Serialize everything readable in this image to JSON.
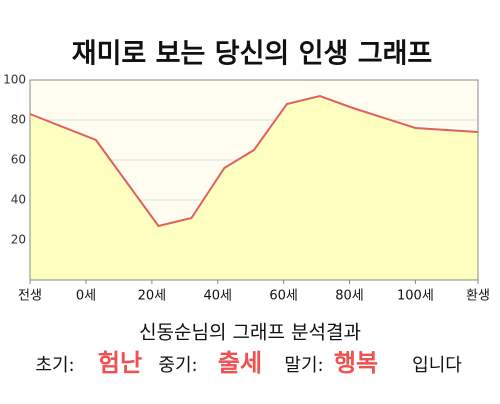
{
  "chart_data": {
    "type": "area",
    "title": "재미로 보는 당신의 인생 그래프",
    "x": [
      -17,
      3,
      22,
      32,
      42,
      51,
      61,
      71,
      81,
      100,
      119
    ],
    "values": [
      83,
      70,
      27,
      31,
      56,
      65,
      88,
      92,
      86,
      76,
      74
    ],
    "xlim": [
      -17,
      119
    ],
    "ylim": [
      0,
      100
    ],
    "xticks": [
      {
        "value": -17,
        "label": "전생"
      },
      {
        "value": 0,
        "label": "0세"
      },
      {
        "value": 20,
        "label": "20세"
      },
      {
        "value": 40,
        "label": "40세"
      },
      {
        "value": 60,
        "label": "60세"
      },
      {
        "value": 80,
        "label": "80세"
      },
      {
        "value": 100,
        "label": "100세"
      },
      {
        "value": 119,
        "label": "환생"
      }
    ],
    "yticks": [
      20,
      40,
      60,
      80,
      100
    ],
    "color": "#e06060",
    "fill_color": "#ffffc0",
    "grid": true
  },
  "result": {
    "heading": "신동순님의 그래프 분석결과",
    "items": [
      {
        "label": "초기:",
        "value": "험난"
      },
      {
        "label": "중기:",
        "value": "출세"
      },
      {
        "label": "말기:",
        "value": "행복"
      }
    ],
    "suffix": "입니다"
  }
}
--------------------------------
_Exercise directions:_
Write the listing out a second time exactly, dropping all images.

_Complete response:_
Serialize everything readable in this image to JSON.
{
  "chart_data": {
    "type": "area",
    "title": "재미로 보는 당신의 인생 그래프",
    "x": [
      -17,
      3,
      22,
      32,
      42,
      51,
      61,
      71,
      81,
      100,
      119
    ],
    "values": [
      83,
      70,
      27,
      31,
      56,
      65,
      88,
      92,
      86,
      76,
      74
    ],
    "xlim": [
      -17,
      119
    ],
    "ylim": [
      0,
      100
    ],
    "xticks": [
      {
        "value": -17,
        "label": "전생"
      },
      {
        "value": 0,
        "label": "0세"
      },
      {
        "value": 20,
        "label": "20세"
      },
      {
        "value": 40,
        "label": "40세"
      },
      {
        "value": 60,
        "label": "60세"
      },
      {
        "value": 80,
        "label": "80세"
      },
      {
        "value": 100,
        "label": "100세"
      },
      {
        "value": 119,
        "label": "환생"
      }
    ],
    "yticks": [
      20,
      40,
      60,
      80,
      100
    ],
    "color": "#e06060",
    "fill_color": "#ffffc0",
    "grid": true
  },
  "result": {
    "heading": "신동순님의 그래프 분석결과",
    "items": [
      {
        "label": "초기:",
        "value": "험난"
      },
      {
        "label": "중기:",
        "value": "출세"
      },
      {
        "label": "말기:",
        "value": "행복"
      }
    ],
    "suffix": "입니다"
  }
}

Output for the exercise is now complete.